-- Begin LISTING --

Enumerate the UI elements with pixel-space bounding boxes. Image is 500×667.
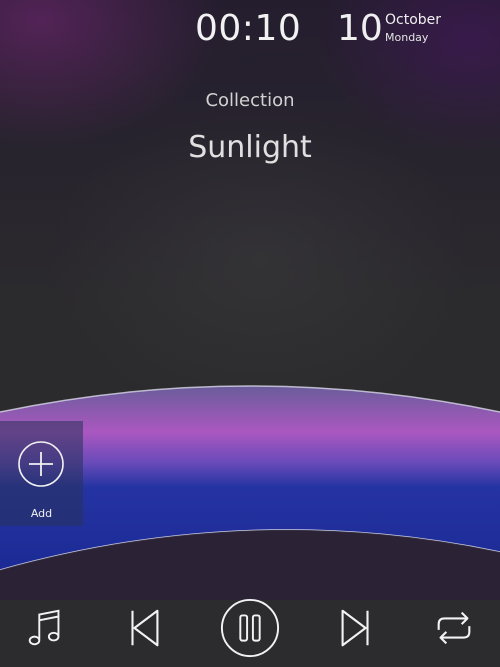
playback-controls xyxy=(0,596,500,660)
collection-label: Collection xyxy=(205,90,295,111)
clock-time: 00:10 xyxy=(195,8,302,49)
library-button[interactable] xyxy=(14,596,78,660)
previous-button[interactable] xyxy=(112,596,176,660)
skip-next-icon xyxy=(341,609,369,647)
add-label: Add xyxy=(30,507,53,520)
next-button[interactable] xyxy=(324,596,388,660)
date-day: 10 xyxy=(337,8,383,49)
track-title: Sunlight xyxy=(188,130,312,165)
skip-previous-icon xyxy=(131,609,159,647)
pause-button[interactable] xyxy=(218,596,282,660)
music-note-icon xyxy=(28,609,60,646)
repeat-icon xyxy=(437,611,471,645)
date-month: October xyxy=(385,12,442,28)
plus-circle-icon[interactable] xyxy=(17,440,65,488)
date-weekday: Monday xyxy=(385,31,429,44)
repeat-button[interactable] xyxy=(422,596,486,660)
add-panel[interactable]: Add xyxy=(0,421,83,526)
pause-circle-icon xyxy=(220,598,280,658)
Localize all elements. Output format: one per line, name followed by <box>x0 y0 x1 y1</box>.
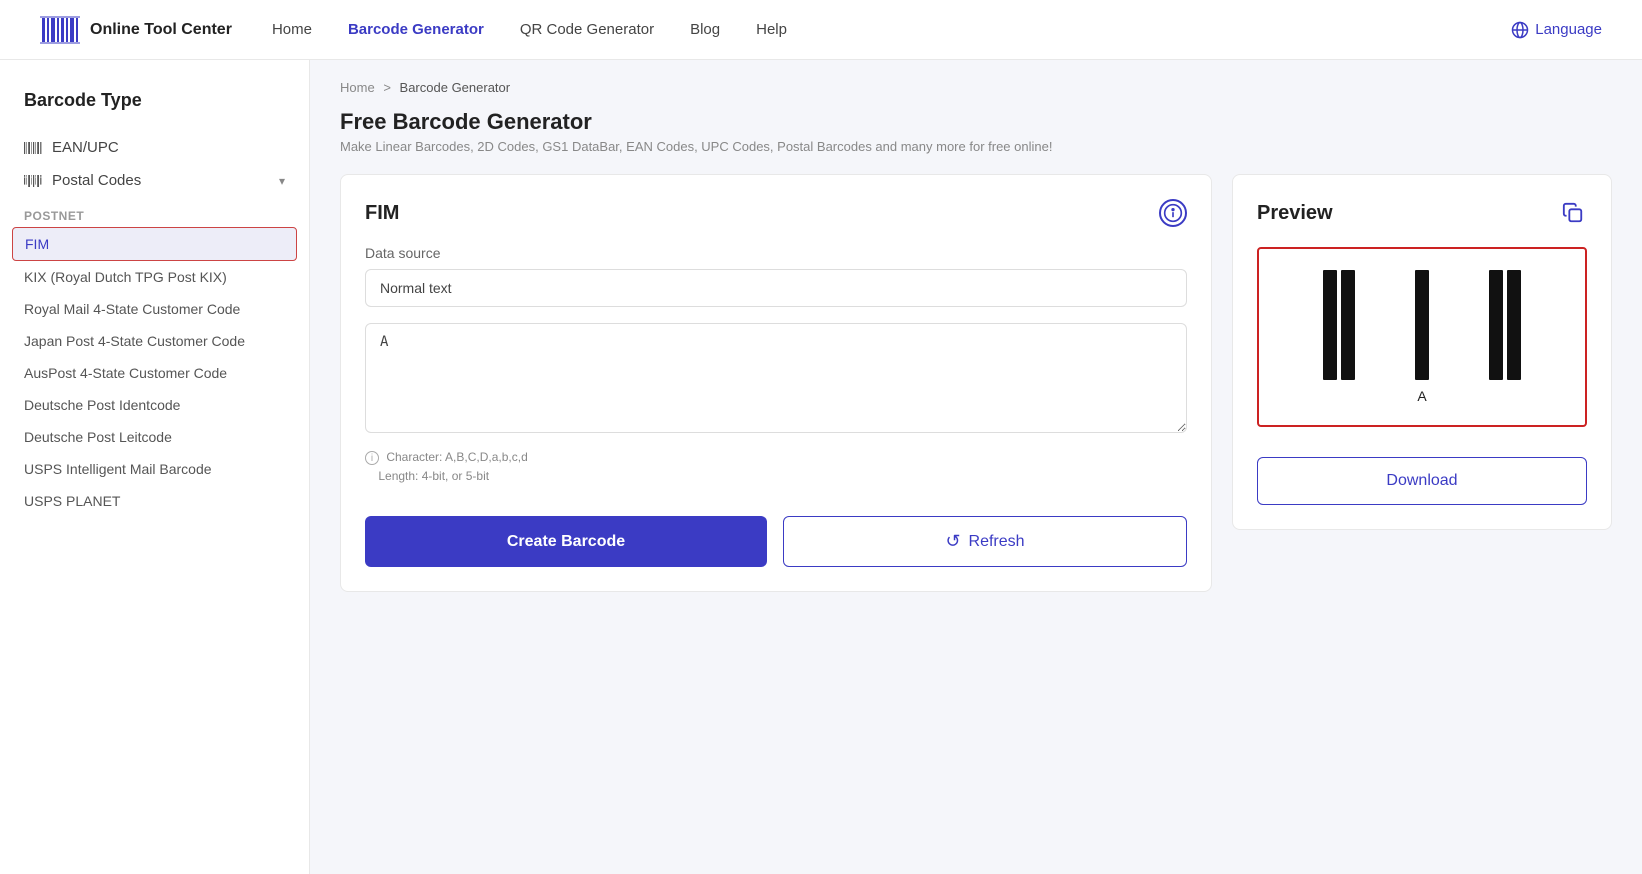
hint-line2: Length: 4-bit, or 5-bit <box>378 469 489 483</box>
barcode-preview-area: A <box>1257 247 1587 427</box>
sidebar-item-royal-mail[interactable]: Royal Mail 4-State Customer Code <box>0 293 309 325</box>
form-panel: FIM Data source Normal text A i <box>340 174 1212 592</box>
tool-area: FIM Data source Normal text A i <box>340 174 1612 592</box>
bar-5 <box>1507 270 1521 380</box>
nav-home[interactable]: Home <box>272 21 312 38</box>
sidebar-item-auspost[interactable]: AusPost 4-State Customer Code <box>0 357 309 389</box>
preview-header: Preview <box>1257 199 1587 227</box>
breadcrumb-current: Barcode Generator <box>400 80 511 95</box>
postnet-subsection-title: POSTNET <box>0 197 309 227</box>
barcode-input[interactable]: A <box>365 323 1187 433</box>
sidebar-item-fim[interactable]: FIM <box>12 227 297 261</box>
sidebar-title: Barcode Type <box>0 90 309 131</box>
sidebar-item-deutsche-post-leitcode[interactable]: Deutsche Post Leitcode <box>0 421 309 453</box>
nav-qr-code-generator[interactable]: QR Code Generator <box>520 21 654 38</box>
fim-bars <box>1323 270 1521 380</box>
download-button[interactable]: Download <box>1257 457 1587 505</box>
breadcrumb-separator: > <box>383 80 391 95</box>
info-icon[interactable] <box>1159 199 1187 227</box>
logo-text: Online Tool Center <box>90 21 232 39</box>
refresh-button[interactable]: ↺ Refresh <box>783 516 1187 567</box>
language-selector[interactable]: Language <box>1511 21 1602 39</box>
bar-1 <box>1323 270 1337 380</box>
data-source-label: Data source <box>365 245 1187 261</box>
barcode-icon <box>24 141 42 155</box>
breadcrumb-home[interactable]: Home <box>340 80 375 95</box>
form-title: FIM <box>365 202 399 225</box>
postal-codes-icon <box>24 174 42 188</box>
data-source-select[interactable]: Normal text <box>365 269 1187 307</box>
sidebar-item-kix[interactable]: KIX (Royal Dutch TPG Post KIX) <box>0 261 309 293</box>
fim-group-3 <box>1489 270 1521 380</box>
sidebar-item-usps-planet[interactable]: USPS PLANET <box>0 485 309 517</box>
main-nav: Home Barcode Generator QR Code Generator… <box>272 21 1471 38</box>
form-hint: i Character: A,B,C,D,a,b,c,d Length: 4-b… <box>365 448 1187 486</box>
fim-group-2 <box>1415 270 1429 380</box>
sidebar: Barcode Type EAN/UPC <box>0 60 310 874</box>
preview-title: Preview <box>1257 202 1333 225</box>
copy-icon[interactable] <box>1559 199 1587 227</box>
fim-barcode: A <box>1323 270 1521 404</box>
sidebar-item-postal-codes[interactable]: Postal Codes ▾ <box>0 164 309 197</box>
form-header: FIM <box>365 199 1187 227</box>
sidebar-item-japan-post[interactable]: Japan Post 4-State Customer Code <box>0 325 309 357</box>
main-layout: Barcode Type EAN/UPC <box>0 60 1642 874</box>
create-barcode-button[interactable]: Create Barcode <box>365 516 767 567</box>
main-content: Home > Barcode Generator Free Barcode Ge… <box>310 60 1642 874</box>
chevron-down-icon: ▾ <box>279 174 285 188</box>
postal-codes-label: Postal Codes <box>52 172 269 189</box>
breadcrumb: Home > Barcode Generator <box>340 80 1612 95</box>
barcode-label: A <box>1323 388 1521 404</box>
nav-barcode-generator[interactable]: Barcode Generator <box>348 21 484 38</box>
bar-3 <box>1415 270 1429 380</box>
sidebar-item-ean-upc[interactable]: EAN/UPC <box>0 131 309 164</box>
language-label: Language <box>1535 21 1602 38</box>
hint-info-icon: i <box>365 451 379 465</box>
logo-icon <box>40 10 80 50</box>
form-actions: Create Barcode ↺ Refresh <box>365 516 1187 567</box>
header: Online Tool Center Home Barcode Generato… <box>0 0 1642 60</box>
sidebar-item-deutsche-post-identcode[interactable]: Deutsche Post Identcode <box>0 389 309 421</box>
globe-icon <box>1511 21 1529 39</box>
fim-group-1 <box>1323 270 1355 380</box>
nav-blog[interactable]: Blog <box>690 21 720 38</box>
page-subtitle: Make Linear Barcodes, 2D Codes, GS1 Data… <box>340 139 1612 154</box>
bar-2 <box>1341 270 1355 380</box>
preview-panel: Preview <box>1232 174 1612 530</box>
hint-line1: Character: A,B,C,D,a,b,c,d <box>386 450 527 464</box>
sidebar-item-usps-intelligent-mail[interactable]: USPS Intelligent Mail Barcode <box>0 453 309 485</box>
ean-upc-label: EAN/UPC <box>52 139 285 156</box>
bar-4 <box>1489 270 1503 380</box>
refresh-icon: ↺ <box>945 531 960 552</box>
page-title: Free Barcode Generator <box>340 109 1612 135</box>
refresh-label: Refresh <box>969 533 1025 551</box>
nav-help[interactable]: Help <box>756 21 787 38</box>
logo-area[interactable]: Online Tool Center <box>40 10 232 50</box>
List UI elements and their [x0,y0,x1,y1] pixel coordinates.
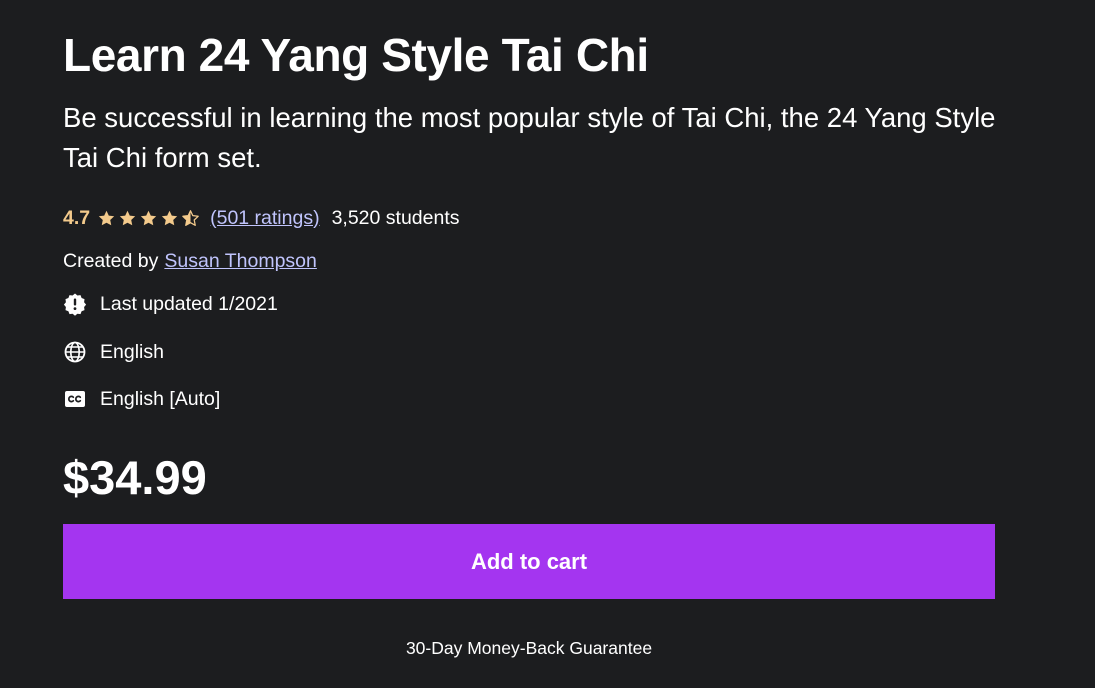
course-title: Learn 24 Yang Style Tai Chi [63,29,649,81]
captions-row: English [Auto] [63,386,220,412]
closed-captions-icon [65,391,85,407]
money-back-guarantee: 30-Day Money-Back Guarantee [405,638,653,658]
rating-row: 4.7 (501 ratings) 3,520 students [63,205,460,231]
globe-icon [64,341,86,363]
last-updated-row: Last updated 1/2021 [63,291,278,317]
half-star-icon [182,209,199,226]
add-to-cart-button[interactable]: Add to cart [63,524,995,599]
language-text: English [100,340,164,363]
star-icon [98,210,115,225]
captions-text: English [Auto] [100,387,221,410]
rating-value: 4.7 [63,206,91,229]
star-icon [119,210,136,225]
star-rating [97,209,202,228]
language-row: English [63,339,164,365]
star-icon [140,210,157,225]
instructor-link[interactable]: Susan Thompson [164,250,317,273]
course-subtitle: Be successful in learning the most popul… [63,102,996,173]
last-updated-text: Last updated 1/2021 [100,292,278,315]
created-by-row: Created by Susan Thompson [63,248,317,274]
star-icon [161,210,178,225]
created-by-label: Created by [63,249,159,272]
course-price: $34.99 [63,451,207,504]
course-header: Learn 24 Yang Style Tai Chi Be successfu… [0,0,1095,688]
new-badge-icon [63,293,87,316]
students-count: 3,520 students [331,206,460,229]
ratings-count-link[interactable]: (501 ratings) [210,207,319,230]
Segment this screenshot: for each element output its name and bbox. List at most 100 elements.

-- End LISTING --

> WHAT IS EXPECTED: Print every line of all the entries above word for word, leaving out the pictures.

> RESPONSE BELOW:
Enumerate the UI elements with pixel-space bounding boxes. Image is 500×667.
playback-controls xyxy=(0,596,500,660)
collection-label: Collection xyxy=(205,90,295,111)
clock-time: 00:10 xyxy=(195,8,302,49)
library-button[interactable] xyxy=(14,596,78,660)
previous-button[interactable] xyxy=(112,596,176,660)
skip-next-icon xyxy=(341,609,369,647)
add-label: Add xyxy=(30,507,53,520)
next-button[interactable] xyxy=(324,596,388,660)
date-day: 10 xyxy=(337,8,383,49)
track-title: Sunlight xyxy=(188,130,312,165)
skip-previous-icon xyxy=(131,609,159,647)
pause-button[interactable] xyxy=(218,596,282,660)
music-note-icon xyxy=(28,609,60,646)
repeat-icon xyxy=(437,611,471,645)
date-month: October xyxy=(385,12,442,28)
plus-circle-icon[interactable] xyxy=(17,440,65,488)
date-weekday: Monday xyxy=(385,31,429,44)
repeat-button[interactable] xyxy=(422,596,486,660)
add-panel[interactable]: Add xyxy=(0,421,83,526)
pause-circle-icon xyxy=(220,598,280,658)
Localize all elements. Output format: one per line, name followed by <box>x0 y0 x1 y1</box>.
hint-line2: Length: 4-bit, or 5-bit <box>378 469 489 483</box>
barcode-preview-area: A <box>1257 247 1587 427</box>
sidebar-item-royal-mail[interactable]: Royal Mail 4-State Customer Code <box>0 293 309 325</box>
form-panel: FIM Data source Normal text A i <box>340 174 1212 592</box>
tool-area: FIM Data source Normal text A i <box>340 174 1612 592</box>
bar-5 <box>1507 270 1521 380</box>
nav-home[interactable]: Home <box>272 21 312 38</box>
sidebar-item-auspost[interactable]: AusPost 4-State Customer Code <box>0 357 309 389</box>
preview-header: Preview <box>1257 199 1587 227</box>
breadcrumb-current: Barcode Generator <box>400 80 511 95</box>
postnet-subsection-title: POSTNET <box>0 197 309 227</box>
barcode-input[interactable]: A <box>365 323 1187 433</box>
sidebar-item-fim[interactable]: FIM <box>12 227 297 261</box>
sidebar-title: Barcode Type <box>0 90 309 131</box>
sidebar-item-deutsche-post-leitcode[interactable]: Deutsche Post Leitcode <box>0 421 309 453</box>
nav-qr-code-generator[interactable]: QR Code Generator <box>520 21 654 38</box>
fim-bars <box>1323 270 1521 380</box>
download-button[interactable]: Download <box>1257 457 1587 505</box>
breadcrumb-separator: > <box>383 80 391 95</box>
info-icon[interactable] <box>1159 199 1187 227</box>
logo-text: Online Tool Center <box>90 21 232 39</box>
refresh-button[interactable]: ↺ Refresh <box>783 516 1187 567</box>
language-selector[interactable]: Language <box>1511 21 1602 39</box>
bar-1 <box>1323 270 1337 380</box>
data-source-label: Data source <box>365 245 1187 261</box>
barcode-icon <box>24 141 42 155</box>
breadcrumb-home[interactable]: Home <box>340 80 375 95</box>
form-title: FIM <box>365 202 399 225</box>
postal-codes-icon <box>24 174 42 188</box>
data-source-select[interactable]: Normal text <box>365 269 1187 307</box>
sidebar-item-kix[interactable]: KIX (Royal Dutch TPG Post KIX) <box>0 261 309 293</box>
fim-group-3 <box>1489 270 1521 380</box>
sidebar-item-usps-planet[interactable]: USPS PLANET <box>0 485 309 517</box>
main-nav: Home Barcode Generator QR Code Generator… <box>272 21 1471 38</box>
form-hint: i Character: A,B,C,D,a,b,c,d Length: 4-b… <box>365 448 1187 486</box>
fim-group-2 <box>1415 270 1429 380</box>
sidebar: Barcode Type EAN/UPC <box>0 60 310 874</box>
preview-title: Preview <box>1257 202 1333 225</box>
copy-icon[interactable] <box>1559 199 1587 227</box>
fim-barcode: A <box>1323 270 1521 404</box>
sidebar-item-postal-codes[interactable]: Postal Codes ▾ <box>0 164 309 197</box>
form-header: FIM <box>365 199 1187 227</box>
sidebar-item-japan-post[interactable]: Japan Post 4-State Customer Code <box>0 325 309 357</box>
main-layout: Barcode Type EAN/UPC <box>0 60 1642 874</box>
create-barcode-button[interactable]: Create Barcode <box>365 516 767 567</box>
main-content: Home > Barcode Generator Free Barcode Ge… <box>310 60 1642 874</box>
chevron-down-icon: ▾ <box>279 174 285 188</box>
postal-codes-label: Postal Codes <box>52 172 269 189</box>
breadcrumb: Home > Barcode Generator <box>340 80 1612 95</box>
barcode-label: A <box>1323 388 1521 404</box>
nav-barcode-generator[interactable]: Barcode Generator <box>348 21 484 38</box>
bar-3 <box>1415 270 1429 380</box>
sidebar-item-ean-upc[interactable]: EAN/UPC <box>0 131 309 164</box>
language-label: Language <box>1535 21 1602 38</box>
hint-info-icon: i <box>365 451 379 465</box>
logo-icon <box>40 10 80 50</box>
form-actions: Create Barcode ↺ Refresh <box>365 516 1187 567</box>
header: Online Tool Center Home Barcode Generato… <box>0 0 1642 60</box>
sidebar-item-deutsche-post-identcode[interactable]: Deutsche Post Identcode <box>0 389 309 421</box>
globe-icon <box>1511 21 1529 39</box>
fim-group-1 <box>1323 270 1355 380</box>
nav-blog[interactable]: Blog <box>690 21 720 38</box>
page-subtitle: Make Linear Barcodes, 2D Codes, GS1 Data… <box>340 139 1612 154</box>
bar-2 <box>1341 270 1355 380</box>
preview-panel: Preview <box>1232 174 1612 530</box>
hint-line1: Character: A,B,C,D,a,b,c,d <box>386 450 527 464</box>
sidebar-item-usps-intelligent-mail[interactable]: USPS Intelligent Mail Barcode <box>0 453 309 485</box>
ean-upc-label: EAN/UPC <box>52 139 285 156</box>
bar-4 <box>1489 270 1503 380</box>
refresh-icon: ↺ <box>945 531 960 552</box>
page-title: Free Barcode Generator <box>340 109 1612 135</box>
refresh-label: Refresh <box>969 533 1025 551</box>
nav-help[interactable]: Help <box>756 21 787 38</box>
logo-area[interactable]: Online Tool Center <box>40 10 232 50</box>
List UI elements and their [x0,y0,x1,y1] pixel coordinates.
course-title: Learn 24 Yang Style Tai Chi [63,29,649,81]
captions-row: English [Auto] [63,386,220,412]
closed-captions-icon [65,391,85,407]
money-back-guarantee: 30-Day Money-Back Guarantee [405,638,653,658]
rating-row: 4.7 (501 ratings) 3,520 students [63,205,460,231]
globe-icon [64,341,86,363]
last-updated-row: Last updated 1/2021 [63,291,278,317]
half-star-icon [182,209,199,226]
add-to-cart-button[interactable]: Add to cart [63,524,995,599]
language-text: English [100,340,164,363]
star-icon [98,210,115,225]
captions-text: English [Auto] [100,387,221,410]
rating-value: 4.7 [63,206,91,229]
star-icon [119,210,136,225]
star-rating [97,209,202,228]
language-row: English [63,339,164,365]
star-icon [140,210,157,225]
instructor-link[interactable]: Susan Thompson [164,250,317,273]
course-subtitle: Be successful in learning the most popul… [63,102,996,173]
last-updated-text: Last updated 1/2021 [100,292,278,315]
created-by-row: Created by Susan Thompson [63,248,317,274]
star-icon [161,210,178,225]
created-by-label: Created by [63,249,159,272]
course-price: $34.99 [63,451,207,504]
course-header: Learn 24 Yang Style Tai Chi Be successfu… [0,0,1095,688]
new-badge-icon [63,293,87,316]
students-count: 3,520 students [331,206,460,229]
ratings-count-link[interactable]: (501 ratings) [210,207,319,230]
Segment this screenshot: for each element output its name and bbox. List at most 100 elements.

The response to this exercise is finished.